### [What you are asked to do]
Copy out the listing that follows, exact in every word, and skip the images.

### [Material for the task]
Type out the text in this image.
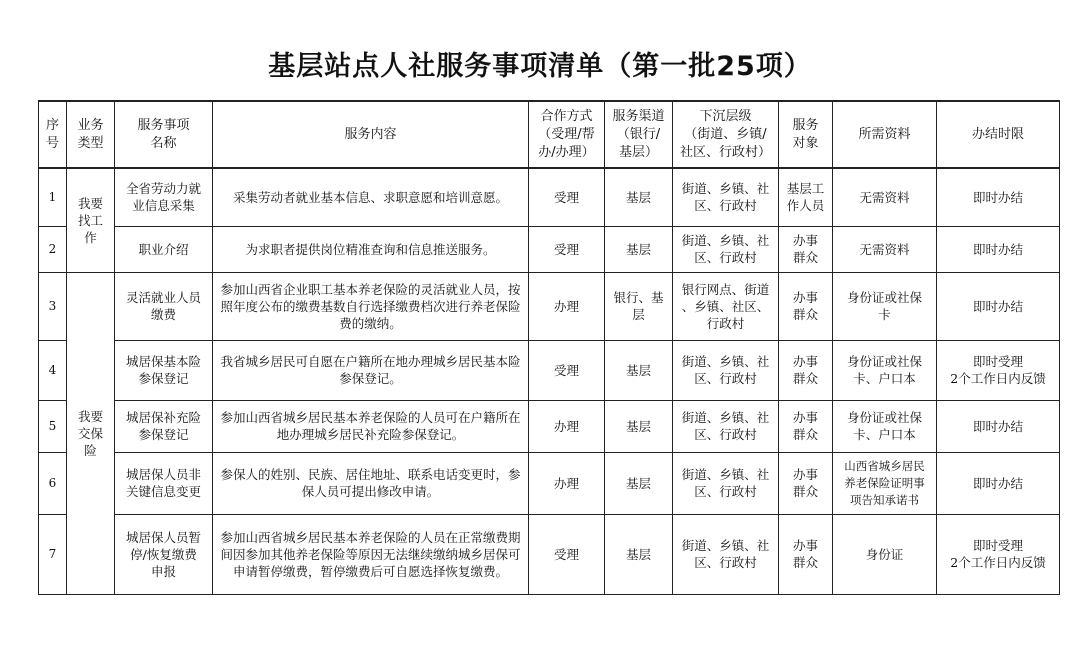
基层站点人社服务事项清单（第一批25项）
序
号	业务
类型	服务事项
名称	服务内容	合作方式
（受理/帮
办/办理）	服务渠道
（银行/
基层）	下沉层级
（街道、乡镇/
社区、行政村）	服务
对象	所需资料	办结时限
1	我要
找工
作	全省劳动力就
业信息采集	采集劳动者就业基本信息、求职意愿和培训意愿。	受理	基层	街道、乡镇、社
区、行政村	基层工
作人员	无需资料	即时办结
2		职业介绍	为求职者提供岗位精准查询和信息推送服务。	受理	基层	街道、乡镇、社
区、行政村	办事
群众	无需资料	即时办结
3	我要
交保
险	灵活就业人员
缴费	参加山西省企业职工基本养老保险的灵活就业人员，按照年度公布的缴费基数自行选择缴费档次进行养老保险费的缴纳。	办理	银行、基
层	银行网点、街道
、乡镇、社区、
行政村	办事
群众	身份证或社保
卡	即时办结
4		城居保基本险
参保登记	我省城乡居民可自愿在户籍所在地办理城乡居民基本险参保登记。	受理	基层	街道、乡镇、社
区、行政村	办事
群众	身份证或社保
卡、户口本	即时受理
2个工作日内反馈
5		城居保补充险
参保登记	参加山西省城乡居民基本养老保险的人员可在户籍所在地办理城乡居民补充险参保登记。	办理	基层	街道、乡镇、社
区、行政村	办事
群众	身份证或社保
卡、户口本	即时办结
6		城居保人员非
关键信息变更	参保人的姓别、民族、居住地址、联系电话变更时，参保人员可提出修改申请。	办理	基层	街道、乡镇、社
区、行政村	办事
群众	山西省城乡居民
养老保险证明事
项告知承诺书	即时办结
7		城居保人员暂
停/恢复缴费
申报	参加山西省城乡居民基本养老保险的人员在正常缴费期间因参加其他养老保险等原因无法继续缴纳城乡居保可申请暂停缴费，暂停缴费后可自愿选择恢复缴费。	受理	基层	街道、乡镇、社
区、行政村	办事
群众	身份证	即时受理
2个工作日内反馈
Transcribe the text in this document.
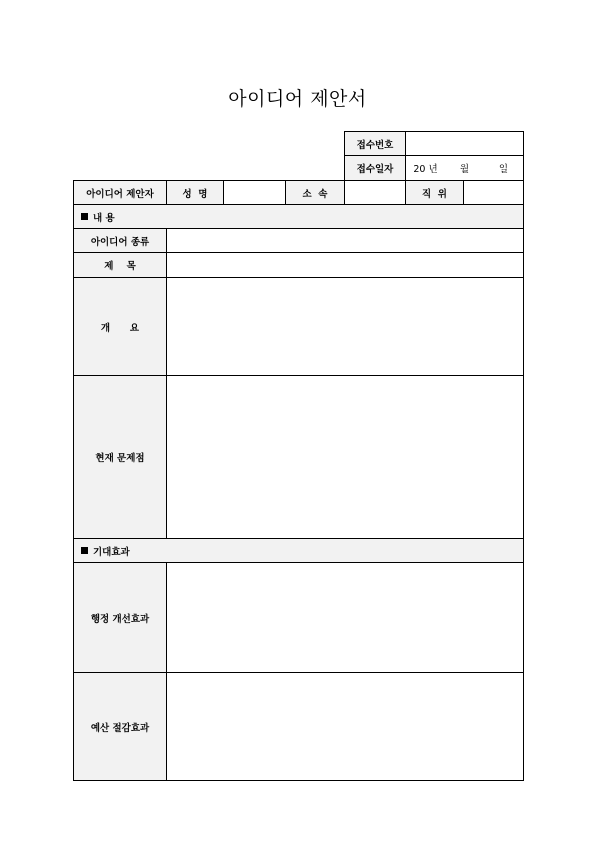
아이디어 제안서
접수번호
접수일자	20 년	월	일
아이디어 제안자	성  명	소  속	직  위
내 용
아이디어 종류
제    목
개      요
현재 문제점
기대효과
행정 개선효과
예산 절감효과
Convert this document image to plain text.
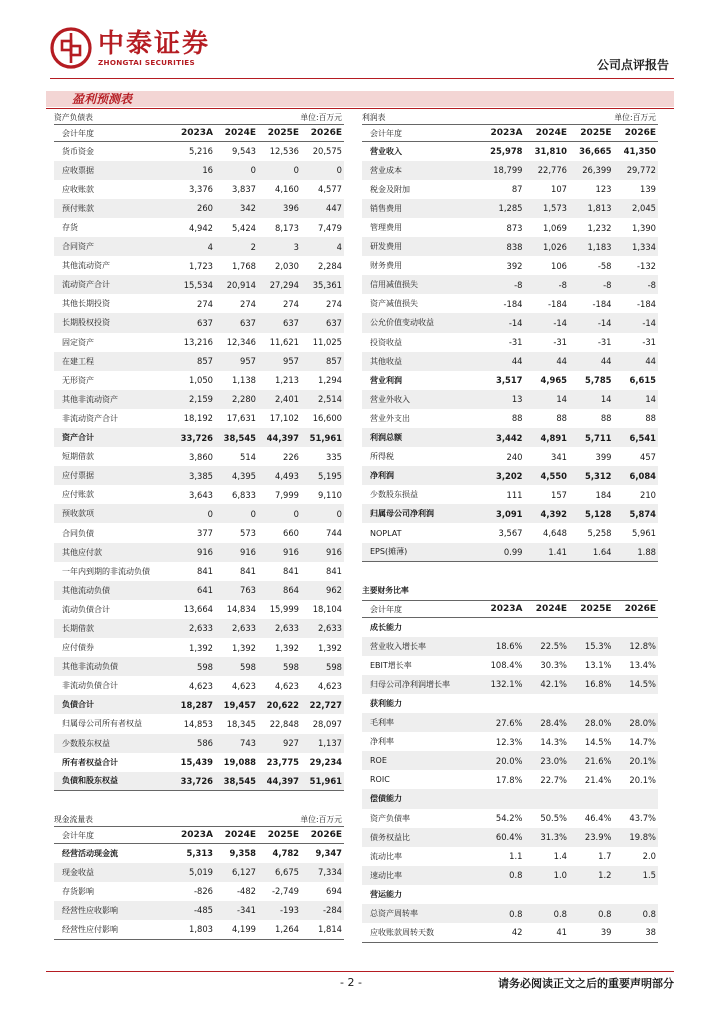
中泰证券
ZHONGTAI SECURITIES	公司点评报告
盈利预测表
资产负债表	单位:百万元
会计年度	2023A	2024E	2025E	2026E
货币资金	5,216	9,543	12,536	20,575
应收票据	16	0	0	0
应收账款	3,376	3,837	4,160	4,577
预付账款	260	342	396	447
存货	4,942	5,424	8,173	7,479
合同资产	4	2	3	4
其他流动资产	1,723	1,768	2,030	2,284
流动资产合计	15,534	20,914	27,294	35,361
其他长期投资	274	274	274	274
长期股权投资	637	637	637	637
固定资产	13,216	12,346	11,621	11,025
在建工程	857	957	957	857
无形资产	1,050	1,138	1,213	1,294
其他非流动资产	2,159	2,280	2,401	2,514
非流动资产合计	18,192	17,631	17,102	16,600
资产合计	33,726	38,545	44,397	51,961
短期借款	3,860	514	226	335
应付票据	3,385	4,395	4,493	5,195
应付账款	3,643	6,833	7,999	9,110
预收款项	0	0	0	0
合同负债	377	573	660	744
其他应付款	916	916	916	916
一年内到期的非流动负债	841	841	841	841
其他流动负债	641	763	864	962
流动负债合计	13,664	14,834	15,999	18,104
长期借款	2,633	2,633	2,633	2,633
应付债券	1,392	1,392	1,392	1,392
其他非流动负债	598	598	598	598
非流动负债合计	4,623	4,623	4,623	4,623
负债合计	18,287	19,457	20,622	22,727
归属母公司所有者权益	14,853	18,345	22,848	28,097
少数股东权益	586	743	927	1,137
所有者权益合计	15,439	19,088	23,775	29,234
负债和股东权益	33,726	38,545	44,397	51,961

利润表	单位:百万元
会计年度	2023A	2024E	2025E	2026E
营业收入	25,978	31,810	36,665	41,350
营业成本	18,799	22,776	26,399	29,772
税金及附加	87	107	123	139
销售费用	1,285	1,573	1,813	2,045
管理费用	873	1,069	1,232	1,390
研发费用	838	1,026	1,183	1,334
财务费用	392	106	-58	-132
信用减值损失	-8	-8	-8	-8
资产减值损失	-184	-184	-184	-184
公允价值变动收益	-14	-14	-14	-14
投资收益	-31	-31	-31	-31
其他收益	44	44	44	44
营业利润	3,517	4,965	5,785	6,615
营业外收入	13	14	14	14
营业外支出	88	88	88	88
利润总额	3,442	4,891	5,711	6,541
所得税	240	341	399	457
净利润	3,202	4,550	5,312	6,084
少数股东损益	111	157	184	210
归属母公司净利润	3,091	4,392	5,128	5,874
NOPLAT	3,567	4,648	5,258	5,961
EPS(摊薄)	0.99	1.41	1.64	1.88

主要财务比率
会计年度	2023A	2024E	2025E	2026E
成长能力				
营业收入增长率	18.6%	22.5%	15.3%	12.8%
EBIT增长率	108.4%	30.3%	13.1%	13.4%
归母公司净利润增长率	132.1%	42.1%	16.8%	14.5%
获利能力				
毛利率	27.6%	28.4%	28.0%	28.0%
净利率	12.3%	14.3%	14.5%	14.7%
ROE	20.0%	23.0%	21.6%	20.1%
ROIC	17.8%	22.7%	21.4%	20.1%
偿债能力				
资产负债率	54.2%	50.5%	46.4%	43.7%
债务权益比	60.4%	31.3%	23.9%	19.8%
流动比率	1.1	1.4	1.7	2.0
速动比率	0.8	1.0	1.2	1.5
营运能力				
总资产周转率	0.8	0.8	0.8	0.8
应收账款周转天数	42	41	39	38

现金流量表	单位:百万元
会计年度	2023A	2024E	2025E	2026E
经营活动现金流	5,313	9,358	4,782	9,347
现金收益	5,019	6,127	6,675	7,334
存货影响	-826	-482	-2,749	694
经营性应收影响	-485	-341	-193	-284
经营性应付影响	1,803	4,199	1,264	1,814

- 2 -	请务必阅读正文之后的重要声明部分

### [Solution for this exercise]
Type out the text in this image.
基层站点人社服务事项清单（第一批25项）
序
号	业务
类型	服务事项
名称	服务内容	合作方式
（受理/帮
办/办理）	服务渠道
（银行/
基层）	下沉层级
（街道、乡镇/
社区、行政村）	服务
对象	所需资料	办结时限
1	我要
找工
作	全省劳动力就
业信息采集	采集劳动者就业基本信息、求职意愿和培训意愿。	受理	基层	街道、乡镇、社
区、行政村	基层工
作人员	无需资料	即时办结
2		职业介绍	为求职者提供岗位精准查询和信息推送服务。	受理	基层	街道、乡镇、社
区、行政村	办事
群众	无需资料	即时办结
3	我要
交保
险	灵活就业人员
缴费	参加山西省企业职工基本养老保险的灵活就业人员，按照年度公布的缴费基数自行选择缴费档次进行养老保险费的缴纳。	办理	银行、基
层	银行网点、街道
、乡镇、社区、
行政村	办事
群众	身份证或社保
卡	即时办结
4		城居保基本险
参保登记	我省城乡居民可自愿在户籍所在地办理城乡居民基本险参保登记。	受理	基层	街道、乡镇、社
区、行政村	办事
群众	身份证或社保
卡、户口本	即时受理
2个工作日内反馈
5		城居保补充险
参保登记	参加山西省城乡居民基本养老保险的人员可在户籍所在地办理城乡居民补充险参保登记。	办理	基层	街道、乡镇、社
区、行政村	办事
群众	身份证或社保
卡、户口本	即时办结
6		城居保人员非
关键信息变更	参保人的姓别、民族、居住地址、联系电话变更时，参保人员可提出修改申请。	办理	基层	街道、乡镇、社
区、行政村	办事
群众	山西省城乡居民
养老保险证明事
项告知承诺书	即时办结
7		城居保人员暂
停/恢复缴费
申报	参加山西省城乡居民基本养老保险的人员在正常缴费期间因参加其他养老保险等原因无法继续缴纳城乡居保可申请暂停缴费，暂停缴费后可自愿选择恢复缴费。	受理	基层	街道、乡镇、社
区、行政村	办事
群众	身份证	即时受理
2个工作日内反馈
Transcribe the text in this document.
아이디어 제안서
접수번호
접수일자	20 년	월	일
아이디어 제안자	성  명	소  속	직  위
내 용
아이디어 종류
제    목
개      요
현재 문제점
기대효과
행정 개선효과
예산 절감효과
Convert this document image to plain text.
中泰证券
ZHONGTAI SECURITIES	公司点评报告
盈利预测表
资产负债表	单位:百万元
会计年度	2023A	2024E	2025E	2026E
货币资金	5,216	9,543	12,536	20,575
应收票据	16	0	0	0
应收账款	3,376	3,837	4,160	4,577
预付账款	260	342	396	447
存货	4,942	5,424	8,173	7,479
合同资产	4	2	3	4
其他流动资产	1,723	1,768	2,030	2,284
流动资产合计	15,534	20,914	27,294	35,361
其他长期投资	274	274	274	274
长期股权投资	637	637	637	637
固定资产	13,216	12,346	11,621	11,025
在建工程	857	957	957	857
无形资产	1,050	1,138	1,213	1,294
其他非流动资产	2,159	2,280	2,401	2,514
非流动资产合计	18,192	17,631	17,102	16,600
资产合计	33,726	38,545	44,397	51,961
短期借款	3,860	514	226	335
应付票据	3,385	4,395	4,493	5,195
应付账款	3,643	6,833	7,999	9,110
预收款项	0	0	0	0
合同负债	377	573	660	744
其他应付款	916	916	916	916
一年内到期的非流动负债	841	841	841	841
其他流动负债	641	763	864	962
流动负债合计	13,664	14,834	15,999	18,104
长期借款	2,633	2,633	2,633	2,633
应付债券	1,392	1,392	1,392	1,392
其他非流动负债	598	598	598	598
非流动负债合计	4,623	4,623	4,623	4,623
负债合计	18,287	19,457	20,622	22,727
归属母公司所有者权益	14,853	18,345	22,848	28,097
少数股东权益	586	743	927	1,137
所有者权益合计	15,439	19,088	23,775	29,234
负债和股东权益	33,726	38,545	44,397	51,961

利润表	单位:百万元
会计年度	2023A	2024E	2025E	2026E
营业收入	25,978	31,810	36,665	41,350
营业成本	18,799	22,776	26,399	29,772
税金及附加	87	107	123	139
销售费用	1,285	1,573	1,813	2,045
管理费用	873	1,069	1,232	1,390
研发费用	838	1,026	1,183	1,334
财务费用	392	106	-58	-132
信用减值损失	-8	-8	-8	-8
资产减值损失	-184	-184	-184	-184
公允价值变动收益	-14	-14	-14	-14
投资收益	-31	-31	-31	-31
其他收益	44	44	44	44
营业利润	3,517	4,965	5,785	6,615
营业外收入	13	14	14	14
营业外支出	88	88	88	88
利润总额	3,442	4,891	5,711	6,541
所得税	240	341	399	457
净利润	3,202	4,550	5,312	6,084
少数股东损益	111	157	184	210
归属母公司净利润	3,091	4,392	5,128	5,874
NOPLAT	3,567	4,648	5,258	5,961
EPS(摊薄)	0.99	1.41	1.64	1.88

主要财务比率
会计年度	2023A	2024E	2025E	2026E
成长能力				
营业收入增长率	18.6%	22.5%	15.3%	12.8%
EBIT增长率	108.4%	30.3%	13.1%	13.4%
归母公司净利润增长率	132.1%	42.1%	16.8%	14.5%
获利能力				
毛利率	27.6%	28.4%	28.0%	28.0%
净利率	12.3%	14.3%	14.5%	14.7%
ROE	20.0%	23.0%	21.6%	20.1%
ROIC	17.8%	22.7%	21.4%	20.1%
偿债能力				
资产负债率	54.2%	50.5%	46.4%	43.7%
债务权益比	60.4%	31.3%	23.9%	19.8%
流动比率	1.1	1.4	1.7	2.0
速动比率	0.8	1.0	1.2	1.5
营运能力				
总资产周转率	0.8	0.8	0.8	0.8
应收账款周转天数	42	41	39	38

现金流量表	单位:百万元
会计年度	2023A	2024E	2025E	2026E
经营活动现金流	5,313	9,358	4,782	9,347
现金收益	5,019	6,127	6,675	7,334
存货影响	-826	-482	-2,749	694
经营性应收影响	-485	-341	-193	-284
经营性应付影响	1,803	4,199	1,264	1,814

- 2 -	请务必阅读正文之后的重要声明部分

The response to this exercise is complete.